● Problem to work on: Reproduce each line of the material exactly, minus any picture.

● Data extracted from a collection:

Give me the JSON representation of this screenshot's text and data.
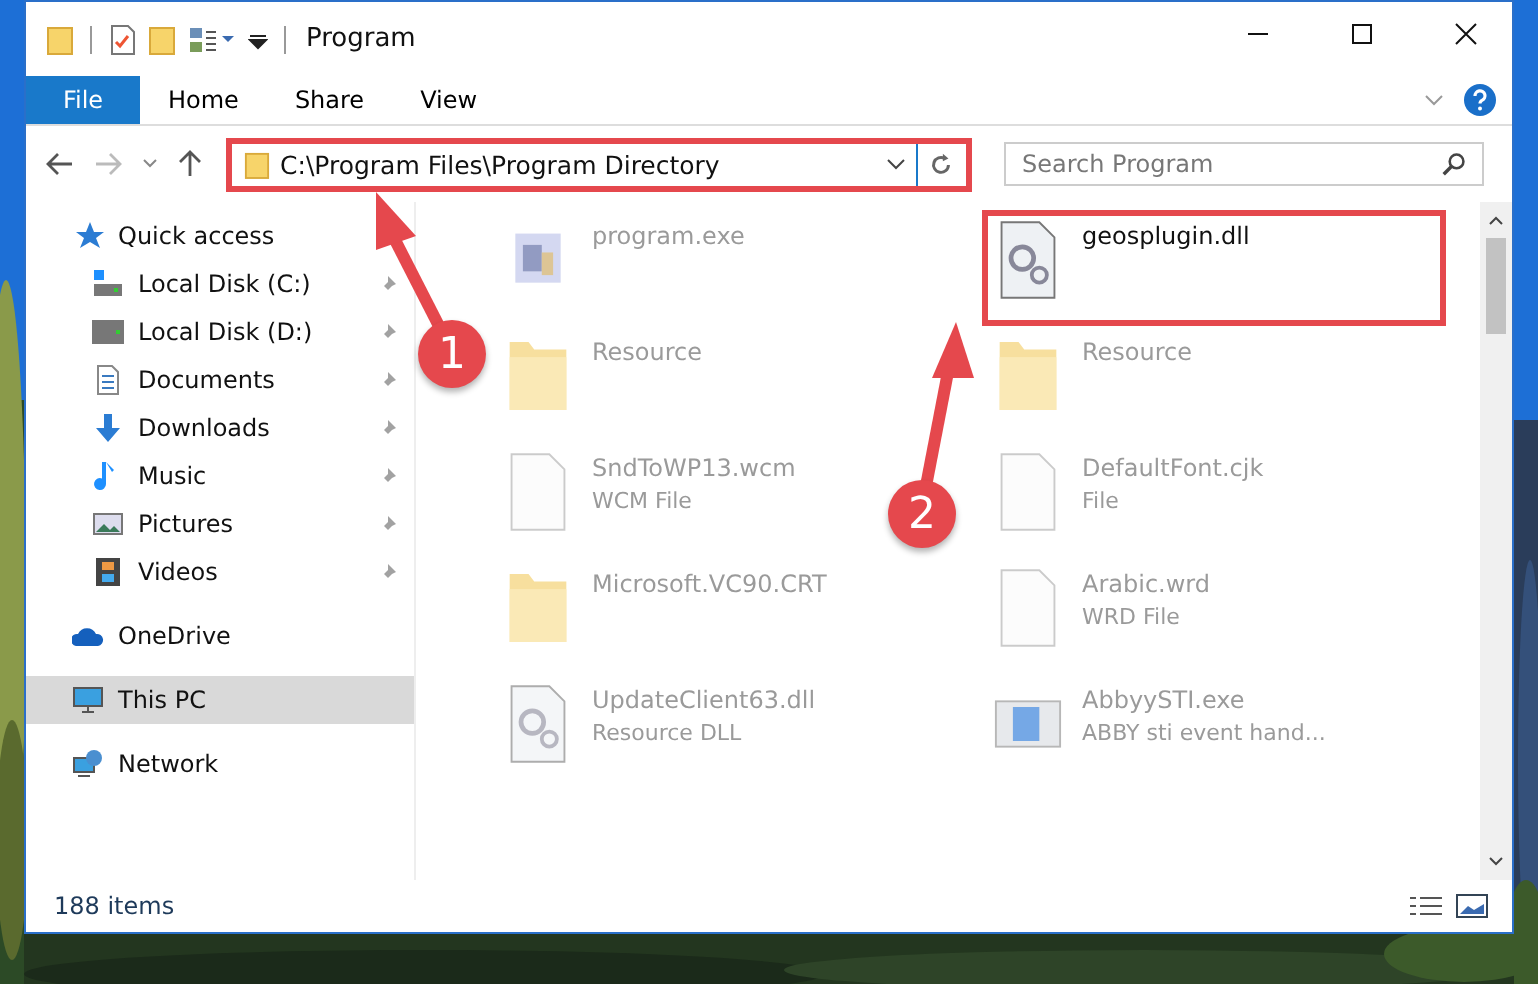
{
  "window": {
    "title": "Program"
  },
  "ribbon": {
    "file_button": "File",
    "tabs": [
      {
        "label": "Home",
        "kind": "tab",
        "selected": false
      },
      {
        "label": "Share",
        "kind": "tab",
        "selected": false
      },
      {
        "label": "View",
        "kind": "tab",
        "selected": false
      }
    ]
  },
  "address_bar": {
    "path": "C:\\Program Files\\Program Directory",
    "highlighted": true
  },
  "search": {
    "placeholder": "Search Program"
  },
  "sidebar": {
    "items": [
      {
        "label": "Quick access",
        "kind": "star",
        "selected": false,
        "pinned": false,
        "children": [
          {
            "label": "Local Disk (C:)",
            "kind": "drive-c",
            "selected": false,
            "pinned": true
          },
          {
            "label": "Local Disk (D:)",
            "kind": "drive",
            "selected": false,
            "pinned": true
          },
          {
            "label": "Documents",
            "kind": "documents",
            "selected": false,
            "pinned": true
          },
          {
            "label": "Downloads",
            "kind": "downloads",
            "selected": false,
            "pinned": true
          },
          {
            "label": "Music",
            "kind": "music",
            "selected": false,
            "pinned": true
          },
          {
            "label": "Pictures",
            "kind": "pictures",
            "selected": false,
            "pinned": true
          },
          {
            "label": "Videos",
            "kind": "videos",
            "selected": false,
            "pinned": true
          }
        ]
      },
      {
        "label": "OneDrive",
        "kind": "cloud",
        "selected": false,
        "pinned": false
      },
      {
        "label": "This PC",
        "kind": "pc",
        "selected": true,
        "pinned": false
      },
      {
        "label": "Network",
        "kind": "network",
        "selected": false,
        "pinned": false
      }
    ]
  },
  "files": [
    {
      "name": "program.exe",
      "kind": "exe",
      "blurred": true,
      "highlighted": false
    },
    {
      "name": "geosplugin.dll",
      "kind": "dll",
      "blurred": false,
      "highlighted": true
    },
    {
      "name": "Resource",
      "kind": "folder",
      "blurred": true,
      "highlighted": false
    },
    {
      "name": "Resource",
      "kind": "folder",
      "blurred": true,
      "highlighted": false
    },
    {
      "name": "SndToWP13.wcm",
      "type": "WCM File",
      "kind": "file",
      "blurred": true,
      "highlighted": false
    },
    {
      "name": "DefaultFont.cjk",
      "type": "File",
      "kind": "file",
      "blurred": true,
      "highlighted": false
    },
    {
      "name": "Microsoft.VC90.CRT",
      "kind": "folder",
      "blurred": true,
      "highlighted": false
    },
    {
      "name": "Arabic.wrd",
      "type": "WRD File",
      "kind": "file",
      "blurred": true,
      "highlighted": false
    },
    {
      "name": "UpdateClient63.dll",
      "type": "Resource DLL",
      "kind": "dll",
      "blurred": true,
      "highlighted": false
    },
    {
      "name": "AbbyySTI.exe",
      "type": "ABBY sti event hand...",
      "kind": "app",
      "blurred": true,
      "highlighted": false
    }
  ],
  "status_bar": {
    "item_count": "188 items"
  },
  "annotations": [
    {
      "number": "1"
    },
    {
      "number": "2"
    }
  ]
}
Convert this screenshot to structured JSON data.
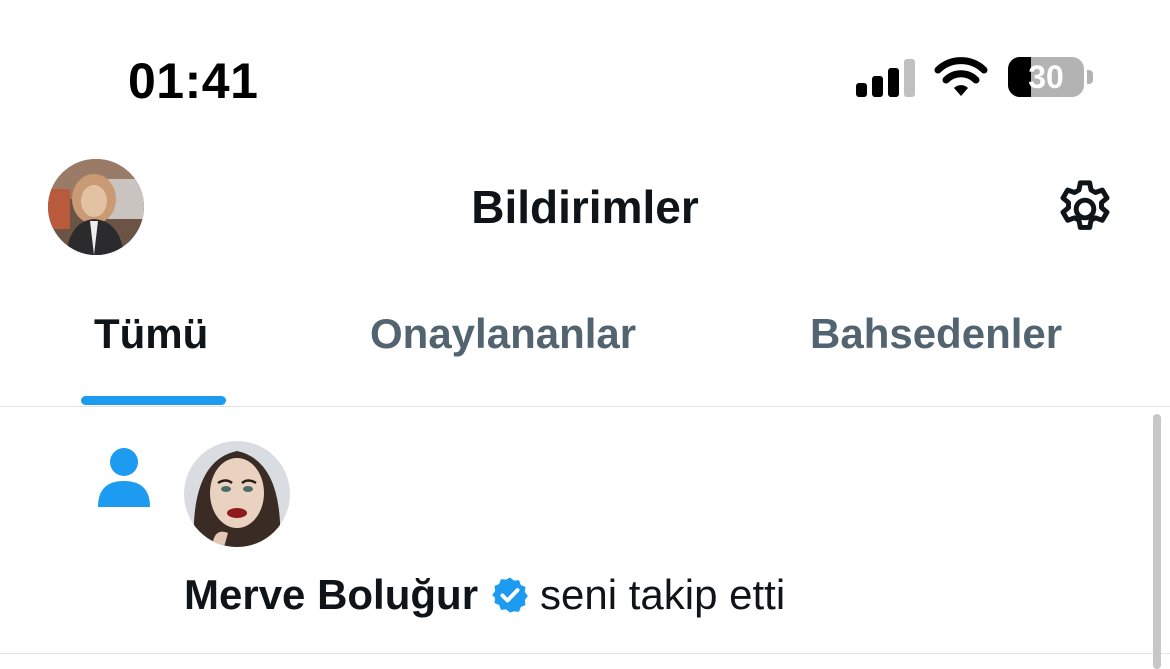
{
  "status_bar": {
    "time": "01:41",
    "battery_level": "30",
    "battery_fraction": 0.3,
    "icons": [
      "cellular-signal-icon",
      "wifi-icon",
      "battery-icon"
    ]
  },
  "header": {
    "title": "Bildirimler",
    "settings_icon": "gear-icon"
  },
  "tabs": [
    {
      "label": "Tümü",
      "active": true
    },
    {
      "label": "Onaylananlar",
      "active": false
    },
    {
      "label": "Bahsedenler",
      "active": false
    }
  ],
  "notifications": [
    {
      "type_icon": "person-icon",
      "user_name": "Merve Boluğur",
      "verified": true,
      "action": "seni takip etti"
    }
  ],
  "colors": {
    "accent": "#1d9bf0",
    "text_primary": "#0f1419",
    "text_secondary": "#536471",
    "divider": "#e1e4e7"
  }
}
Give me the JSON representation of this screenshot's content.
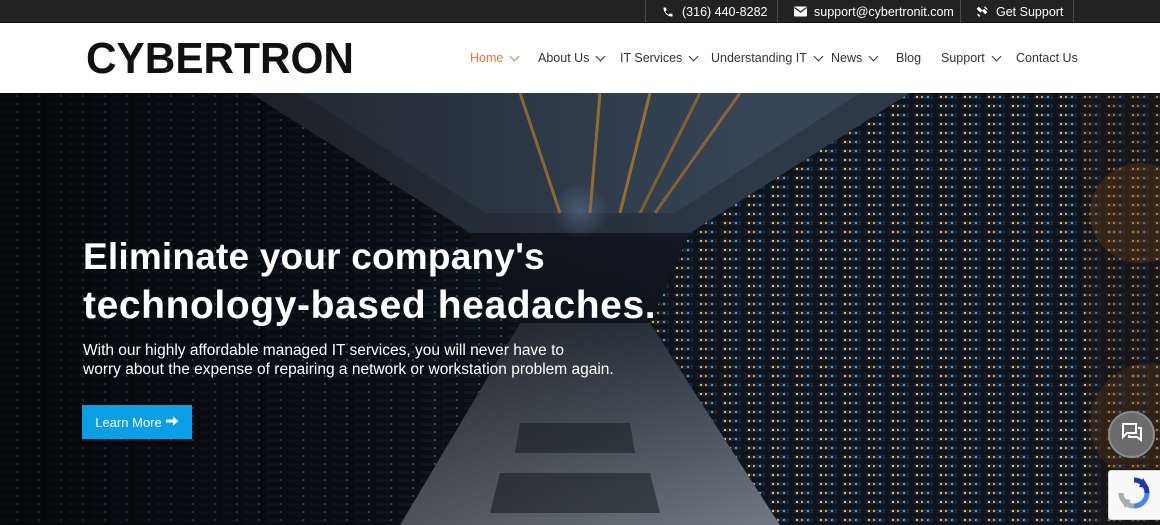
{
  "topbar": {
    "phone": "(316) 440-8282",
    "email": "support@cybertronit.com",
    "support": "Get Support",
    "icons": [
      "phone-icon",
      "envelope-icon",
      "tools-icon"
    ]
  },
  "header": {
    "logo_text": "CYBERTRON",
    "nav": [
      {
        "label": "Home",
        "active": true,
        "dropdown": true
      },
      {
        "label": "About Us",
        "dropdown": true
      },
      {
        "label": "IT Services",
        "dropdown": true
      },
      {
        "label": "Understanding IT",
        "dropdown": true
      },
      {
        "label": "News",
        "dropdown": true
      },
      {
        "label": "Blog",
        "dropdown": false
      },
      {
        "label": "Support",
        "dropdown": true
      },
      {
        "label": "Contact Us",
        "dropdown": false
      }
    ]
  },
  "hero": {
    "title_line1": "Eliminate your company's",
    "title_line2": "technology-based headaches.",
    "subtitle_line1": "With our highly affordable managed IT services, you will never have to",
    "subtitle_line2": "worry about the expense of repairing a network or workstation problem again.",
    "cta_label": "Learn More",
    "cta_icon": "arrow-right-icon"
  },
  "widgets": {
    "chat_icon": "chat-icon",
    "recaptcha_icon": "recaptcha-icon"
  },
  "colors": {
    "accent": "#e3782d",
    "cta": "#0b9fe6",
    "topbar": "#222222",
    "nav_text": "#333333"
  }
}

● Exercise answer:
Give me the JSON representation of this screenshot's text and data.
{
  "window": {
    "title": "Program"
  },
  "ribbon": {
    "file_button": "File",
    "tabs": [
      {
        "label": "Home",
        "kind": "tab",
        "selected": false
      },
      {
        "label": "Share",
        "kind": "tab",
        "selected": false
      },
      {
        "label": "View",
        "kind": "tab",
        "selected": false
      }
    ]
  },
  "address_bar": {
    "path": "C:\\Program Files\\Program Directory",
    "highlighted": true
  },
  "search": {
    "placeholder": "Search Program"
  },
  "sidebar": {
    "items": [
      {
        "label": "Quick access",
        "kind": "star",
        "selected": false,
        "pinned": false,
        "children": [
          {
            "label": "Local Disk (C:)",
            "kind": "drive-c",
            "selected": false,
            "pinned": true
          },
          {
            "label": "Local Disk (D:)",
            "kind": "drive",
            "selected": false,
            "pinned": true
          },
          {
            "label": "Documents",
            "kind": "documents",
            "selected": false,
            "pinned": true
          },
          {
            "label": "Downloads",
            "kind": "downloads",
            "selected": false,
            "pinned": true
          },
          {
            "label": "Music",
            "kind": "music",
            "selected": false,
            "pinned": true
          },
          {
            "label": "Pictures",
            "kind": "pictures",
            "selected": false,
            "pinned": true
          },
          {
            "label": "Videos",
            "kind": "videos",
            "selected": false,
            "pinned": true
          }
        ]
      },
      {
        "label": "OneDrive",
        "kind": "cloud",
        "selected": false,
        "pinned": false
      },
      {
        "label": "This PC",
        "kind": "pc",
        "selected": true,
        "pinned": false
      },
      {
        "label": "Network",
        "kind": "network",
        "selected": false,
        "pinned": false
      }
    ]
  },
  "files": [
    {
      "name": "program.exe",
      "kind": "exe",
      "blurred": true,
      "highlighted": false
    },
    {
      "name": "geosplugin.dll",
      "kind": "dll",
      "blurred": false,
      "highlighted": true
    },
    {
      "name": "Resource",
      "kind": "folder",
      "blurred": true,
      "highlighted": false
    },
    {
      "name": "Resource",
      "kind": "folder",
      "blurred": true,
      "highlighted": false
    },
    {
      "name": "SndToWP13.wcm",
      "type": "WCM File",
      "kind": "file",
      "blurred": true,
      "highlighted": false
    },
    {
      "name": "DefaultFont.cjk",
      "type": "File",
      "kind": "file",
      "blurred": true,
      "highlighted": false
    },
    {
      "name": "Microsoft.VC90.CRT",
      "kind": "folder",
      "blurred": true,
      "highlighted": false
    },
    {
      "name": "Arabic.wrd",
      "type": "WRD File",
      "kind": "file",
      "blurred": true,
      "highlighted": false
    },
    {
      "name": "UpdateClient63.dll",
      "type": "Resource DLL",
      "kind": "dll",
      "blurred": true,
      "highlighted": false
    },
    {
      "name": "AbbyySTI.exe",
      "type": "ABBY sti event hand...",
      "kind": "app",
      "blurred": true,
      "highlighted": false
    }
  ],
  "status_bar": {
    "item_count": "188 items"
  },
  "annotations": [
    {
      "number": "1"
    },
    {
      "number": "2"
    }
  ]
}
Convert this screenshot to structured JSON data.
{
  "status_bar": {
    "time": "01:41",
    "battery_level": "30",
    "battery_fraction": 0.3,
    "icons": [
      "cellular-signal-icon",
      "wifi-icon",
      "battery-icon"
    ]
  },
  "header": {
    "title": "Bildirimler",
    "settings_icon": "gear-icon"
  },
  "tabs": [
    {
      "label": "Tümü",
      "active": true
    },
    {
      "label": "Onaylananlar",
      "active": false
    },
    {
      "label": "Bahsedenler",
      "active": false
    }
  ],
  "notifications": [
    {
      "type_icon": "person-icon",
      "user_name": "Merve Boluğur",
      "verified": true,
      "action": "seni takip etti"
    }
  ],
  "colors": {
    "accent": "#1d9bf0",
    "text_primary": "#0f1419",
    "text_secondary": "#536471",
    "divider": "#e1e4e7"
  }
}
Give me the JSON representation of this screenshot's content.
{
  "topbar": {
    "phone": "(316) 440-8282",
    "email": "support@cybertronit.com",
    "support": "Get Support",
    "icons": [
      "phone-icon",
      "envelope-icon",
      "tools-icon"
    ]
  },
  "header": {
    "logo_text": "CYBERTRON",
    "nav": [
      {
        "label": "Home",
        "active": true,
        "dropdown": true
      },
      {
        "label": "About Us",
        "dropdown": true
      },
      {
        "label": "IT Services",
        "dropdown": true
      },
      {
        "label": "Understanding IT",
        "dropdown": true
      },
      {
        "label": "News",
        "dropdown": true
      },
      {
        "label": "Blog",
        "dropdown": false
      },
      {
        "label": "Support",
        "dropdown": true
      },
      {
        "label": "Contact Us",
        "dropdown": false
      }
    ]
  },
  "hero": {
    "title_line1": "Eliminate your company's",
    "title_line2": "technology-based headaches.",
    "subtitle_line1": "With our highly affordable managed IT services, you will never have to",
    "subtitle_line2": "worry about the expense of repairing a network or workstation problem again.",
    "cta_label": "Learn More",
    "cta_icon": "arrow-right-icon"
  },
  "widgets": {
    "chat_icon": "chat-icon",
    "recaptcha_icon": "recaptcha-icon"
  },
  "colors": {
    "accent": "#e3782d",
    "cta": "#0b9fe6",
    "topbar": "#222222",
    "nav_text": "#333333"
  }
}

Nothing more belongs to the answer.